Collection entries:
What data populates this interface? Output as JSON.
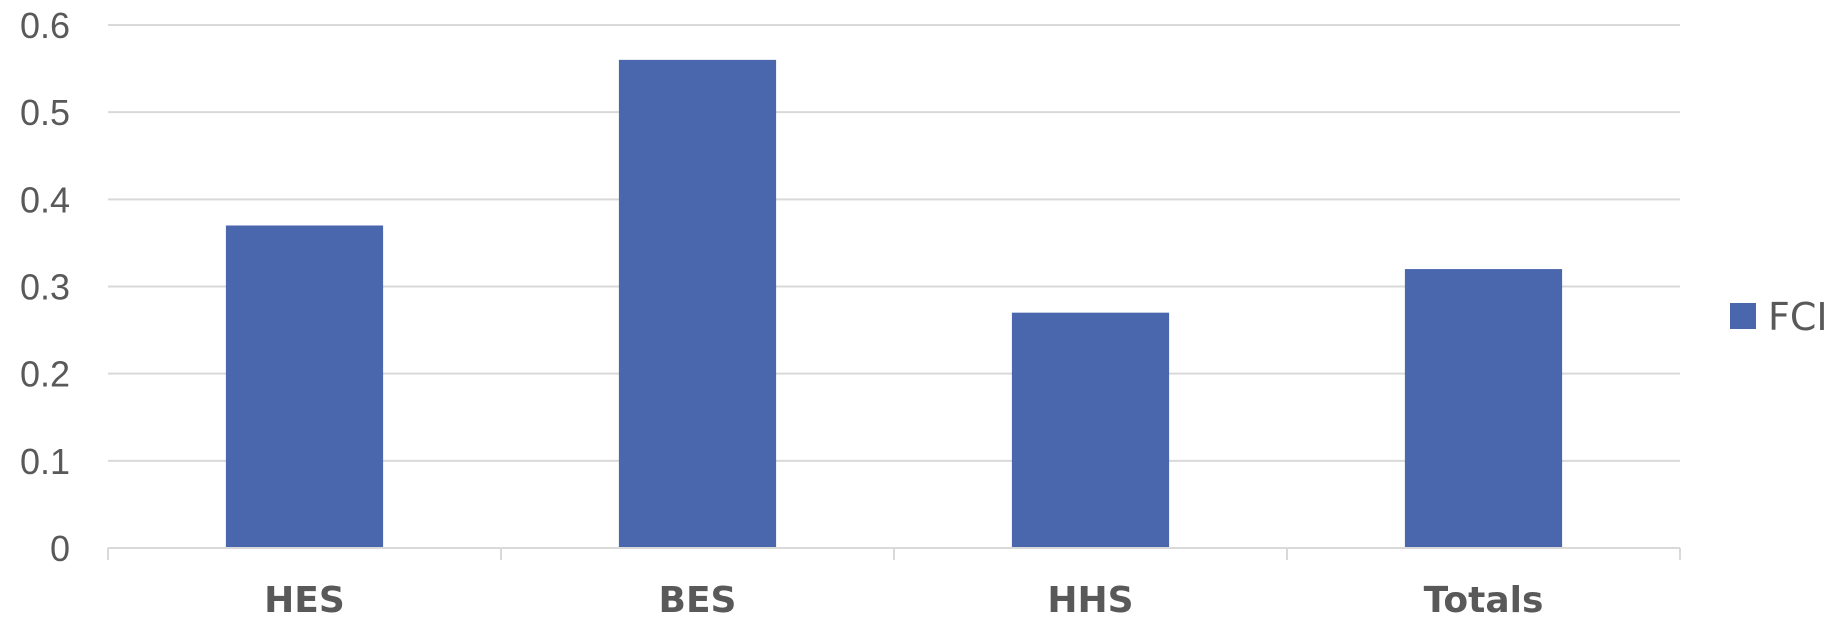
{
  "chart_data": {
    "type": "bar",
    "categories": [
      "HES",
      "BES",
      "HHS",
      "Totals"
    ],
    "series": [
      {
        "name": "FCI",
        "values": [
          0.37,
          0.56,
          0.27,
          0.32
        ],
        "color": "#4a67ad"
      }
    ],
    "ylim": [
      0,
      0.6
    ],
    "yticks": [
      "0",
      "0.1",
      "0.2",
      "0.3",
      "0.4",
      "0.5",
      "0.6"
    ],
    "grid": true,
    "legend_position": "right"
  }
}
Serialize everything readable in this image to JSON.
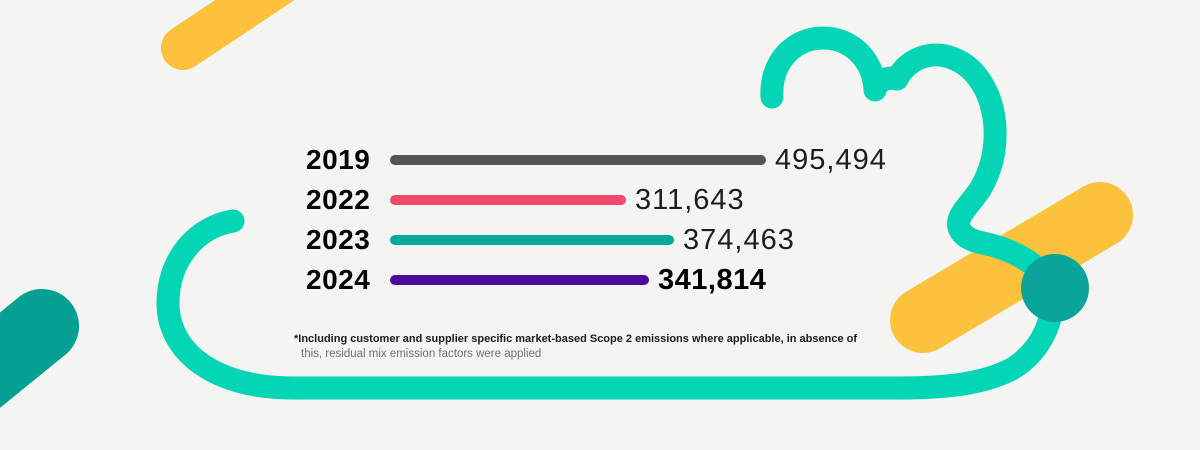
{
  "chart_data": {
    "type": "bar",
    "orientation": "horizontal",
    "categories": [
      "2019",
      "2022",
      "2023",
      "2024"
    ],
    "values": [
      495494,
      311643,
      374463,
      341814
    ],
    "value_labels": [
      "495,494",
      "311,643",
      "374,463",
      "341,814"
    ],
    "bar_colors": [
      "#545454",
      "#ef4a6e",
      "#05a89a",
      "#4c0b9b"
    ],
    "highlight_index": 3,
    "xlim": [
      0,
      495494
    ],
    "title": "",
    "legend": "none",
    "grid": "off",
    "footnote_line1": "*Including customer and supplier specific market-based Scope 2 emissions where applicable, in absence of",
    "footnote_line2": "this, residual mix emission factors were applied"
  },
  "decorations": {
    "background": "#f4f4f2",
    "mint": "#04d5b5",
    "dark_teal": "#05a094",
    "circle_teal": "#0ba49a",
    "yellow": "#fcc23d"
  }
}
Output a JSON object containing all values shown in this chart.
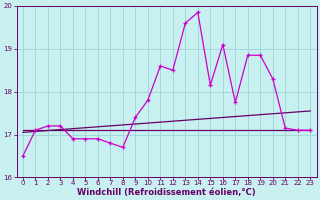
{
  "xlabel": "Windchill (Refroidissement éolien,°C)",
  "bg_color": "#c8f0f0",
  "grid_color": "#a0d8d8",
  "line_color": "#cc00cc",
  "line_color2": "#660066",
  "x_hours": [
    0,
    1,
    2,
    3,
    4,
    5,
    6,
    7,
    8,
    9,
    10,
    11,
    12,
    13,
    14,
    15,
    16,
    17,
    18,
    19,
    20,
    21,
    22,
    23
  ],
  "y_series1": [
    16.5,
    17.1,
    17.2,
    17.2,
    16.9,
    16.9,
    16.9,
    16.8,
    16.7,
    17.4,
    17.8,
    18.6,
    18.5,
    19.6,
    19.85,
    18.15,
    19.1,
    17.75,
    18.85,
    18.85,
    18.3,
    17.15,
    17.1,
    17.1
  ],
  "y_flat": 17.1,
  "y_trend_start": 17.05,
  "y_trend_end": 17.55,
  "ylim": [
    16.0,
    20.0
  ],
  "xlim": [
    -0.5,
    23.5
  ],
  "yticks": [
    16,
    17,
    18,
    19,
    20
  ],
  "xtick_labels": [
    "0",
    "1",
    "2",
    "3",
    "4",
    "5",
    "6",
    "7",
    "8",
    "9",
    "10",
    "11",
    "12",
    "13",
    "14",
    "15",
    "16",
    "17",
    "18",
    "19",
    "20",
    "21",
    "22",
    "23"
  ],
  "font_color": "#660066",
  "tick_fontsize": 5.0,
  "xlabel_fontsize": 6.0
}
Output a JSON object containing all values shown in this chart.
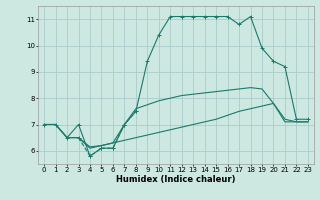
{
  "title": "",
  "xlabel": "Humidex (Indice chaleur)",
  "bg_color": "#cce8e0",
  "grid_color": "#aacccc",
  "line_color": "#1a7a6a",
  "xlim": [
    -0.5,
    23.5
  ],
  "ylim": [
    5.5,
    11.5
  ],
  "yticks": [
    6,
    7,
    8,
    9,
    10,
    11
  ],
  "xticks": [
    0,
    1,
    2,
    3,
    4,
    5,
    6,
    7,
    8,
    9,
    10,
    11,
    12,
    13,
    14,
    15,
    16,
    17,
    18,
    19,
    20,
    21,
    22,
    23
  ],
  "line1_x": [
    0,
    1,
    2,
    3,
    4,
    5,
    6,
    7,
    8,
    9,
    10,
    11,
    12,
    13,
    14,
    15,
    16,
    17,
    18,
    19,
    20,
    21,
    22,
    23
  ],
  "line1_y": [
    7.0,
    7.0,
    6.5,
    7.0,
    5.8,
    6.1,
    6.1,
    7.0,
    7.5,
    9.4,
    10.4,
    11.1,
    11.1,
    11.1,
    11.1,
    11.1,
    11.1,
    10.8,
    11.1,
    9.9,
    9.4,
    9.2,
    7.2,
    7.2
  ],
  "line2_x": [
    0,
    1,
    2,
    3,
    4,
    5,
    6,
    7,
    8,
    9,
    10,
    11,
    12,
    13,
    14,
    15,
    16,
    17,
    18,
    19,
    20,
    21,
    22,
    23
  ],
  "line2_y": [
    7.0,
    7.0,
    6.5,
    6.5,
    6.1,
    6.2,
    6.3,
    7.0,
    7.6,
    7.75,
    7.9,
    8.0,
    8.1,
    8.15,
    8.2,
    8.25,
    8.3,
    8.35,
    8.4,
    8.35,
    7.8,
    7.2,
    7.1,
    7.1
  ],
  "line3_x": [
    0,
    1,
    2,
    3,
    4,
    5,
    6,
    7,
    8,
    9,
    10,
    11,
    12,
    13,
    14,
    15,
    16,
    17,
    18,
    19,
    20,
    21,
    22,
    23
  ],
  "line3_y": [
    7.0,
    7.0,
    6.5,
    6.5,
    6.15,
    6.2,
    6.3,
    6.4,
    6.5,
    6.6,
    6.7,
    6.8,
    6.9,
    7.0,
    7.1,
    7.2,
    7.35,
    7.5,
    7.6,
    7.7,
    7.8,
    7.1,
    7.1,
    7.1
  ],
  "dashed_x": [
    3,
    4,
    5,
    6,
    7,
    8
  ],
  "dashed_y": [
    6.5,
    5.8,
    6.1,
    6.1,
    7.0,
    7.5
  ]
}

→ WHAT YOU SHOULD DO
Would you mind returning each entry above word for word, skipping the images?

→ EXERCISE RESPONSE
What data populates this interface? Output as JSON.
{
  "chart_data": {
    "type": "bar",
    "categories": [
      "HES",
      "BES",
      "HHS",
      "Totals"
    ],
    "series": [
      {
        "name": "FCI",
        "values": [
          0.37,
          0.56,
          0.27,
          0.32
        ],
        "color": "#4a67ad"
      }
    ],
    "ylim": [
      0,
      0.6
    ],
    "yticks": [
      "0",
      "0.1",
      "0.2",
      "0.3",
      "0.4",
      "0.5",
      "0.6"
    ],
    "grid": true,
    "legend_position": "right"
  }
}
Serialize everything readable in this image to JSON.
{
  "chart_data": {
    "type": "bar",
    "orientation": "horizontal",
    "categories": [
      "2019",
      "2022",
      "2023",
      "2024"
    ],
    "values": [
      495494,
      311643,
      374463,
      341814
    ],
    "value_labels": [
      "495,494",
      "311,643",
      "374,463",
      "341,814"
    ],
    "bar_colors": [
      "#545454",
      "#ef4a6e",
      "#05a89a",
      "#4c0b9b"
    ],
    "highlight_index": 3,
    "xlim": [
      0,
      495494
    ],
    "title": "",
    "legend": "none",
    "grid": "off",
    "footnote_line1": "*Including customer and supplier specific market-based Scope 2 emissions where applicable, in absence of",
    "footnote_line2": "this, residual mix emission factors were applied"
  },
  "decorations": {
    "background": "#f4f4f2",
    "mint": "#04d5b5",
    "dark_teal": "#05a094",
    "circle_teal": "#0ba49a",
    "yellow": "#fcc23d"
  }
}
Output a JSON object containing all values shown in this chart.
{
  "xlabel": "Windchill (Refroidissement éolien,°C)",
  "bg_color": "#c8f0f0",
  "grid_color": "#a0d8d8",
  "line_color": "#cc00cc",
  "line_color2": "#660066",
  "x_hours": [
    0,
    1,
    2,
    3,
    4,
    5,
    6,
    7,
    8,
    9,
    10,
    11,
    12,
    13,
    14,
    15,
    16,
    17,
    18,
    19,
    20,
    21,
    22,
    23
  ],
  "y_series1": [
    16.5,
    17.1,
    17.2,
    17.2,
    16.9,
    16.9,
    16.9,
    16.8,
    16.7,
    17.4,
    17.8,
    18.6,
    18.5,
    19.6,
    19.85,
    18.15,
    19.1,
    17.75,
    18.85,
    18.85,
    18.3,
    17.15,
    17.1,
    17.1
  ],
  "y_flat": 17.1,
  "y_trend_start": 17.05,
  "y_trend_end": 17.55,
  "ylim": [
    16.0,
    20.0
  ],
  "xlim": [
    -0.5,
    23.5
  ],
  "yticks": [
    16,
    17,
    18,
    19,
    20
  ],
  "xtick_labels": [
    "0",
    "1",
    "2",
    "3",
    "4",
    "5",
    "6",
    "7",
    "8",
    "9",
    "10",
    "11",
    "12",
    "13",
    "14",
    "15",
    "16",
    "17",
    "18",
    "19",
    "20",
    "21",
    "22",
    "23"
  ],
  "font_color": "#660066",
  "tick_fontsize": 5.0,
  "xlabel_fontsize": 6.0
}
Output a JSON object containing all values shown in this chart.
{
  "title": "",
  "xlabel": "Humidex (Indice chaleur)",
  "bg_color": "#cce8e0",
  "grid_color": "#aacccc",
  "line_color": "#1a7a6a",
  "xlim": [
    -0.5,
    23.5
  ],
  "ylim": [
    5.5,
    11.5
  ],
  "yticks": [
    6,
    7,
    8,
    9,
    10,
    11
  ],
  "xticks": [
    0,
    1,
    2,
    3,
    4,
    5,
    6,
    7,
    8,
    9,
    10,
    11,
    12,
    13,
    14,
    15,
    16,
    17,
    18,
    19,
    20,
    21,
    22,
    23
  ],
  "line1_x": [
    0,
    1,
    2,
    3,
    4,
    5,
    6,
    7,
    8,
    9,
    10,
    11,
    12,
    13,
    14,
    15,
    16,
    17,
    18,
    19,
    20,
    21,
    22,
    23
  ],
  "line1_y": [
    7.0,
    7.0,
    6.5,
    7.0,
    5.8,
    6.1,
    6.1,
    7.0,
    7.5,
    9.4,
    10.4,
    11.1,
    11.1,
    11.1,
    11.1,
    11.1,
    11.1,
    10.8,
    11.1,
    9.9,
    9.4,
    9.2,
    7.2,
    7.2
  ],
  "line2_x": [
    0,
    1,
    2,
    3,
    4,
    5,
    6,
    7,
    8,
    9,
    10,
    11,
    12,
    13,
    14,
    15,
    16,
    17,
    18,
    19,
    20,
    21,
    22,
    23
  ],
  "line2_y": [
    7.0,
    7.0,
    6.5,
    6.5,
    6.1,
    6.2,
    6.3,
    7.0,
    7.6,
    7.75,
    7.9,
    8.0,
    8.1,
    8.15,
    8.2,
    8.25,
    8.3,
    8.35,
    8.4,
    8.35,
    7.8,
    7.2,
    7.1,
    7.1
  ],
  "line3_x": [
    0,
    1,
    2,
    3,
    4,
    5,
    6,
    7,
    8,
    9,
    10,
    11,
    12,
    13,
    14,
    15,
    16,
    17,
    18,
    19,
    20,
    21,
    22,
    23
  ],
  "line3_y": [
    7.0,
    7.0,
    6.5,
    6.5,
    6.15,
    6.2,
    6.3,
    6.4,
    6.5,
    6.6,
    6.7,
    6.8,
    6.9,
    7.0,
    7.1,
    7.2,
    7.35,
    7.5,
    7.6,
    7.7,
    7.8,
    7.1,
    7.1,
    7.1
  ],
  "dashed_x": [
    3,
    4,
    5,
    6,
    7,
    8
  ],
  "dashed_y": [
    6.5,
    5.8,
    6.1,
    6.1,
    7.0,
    7.5
  ]
}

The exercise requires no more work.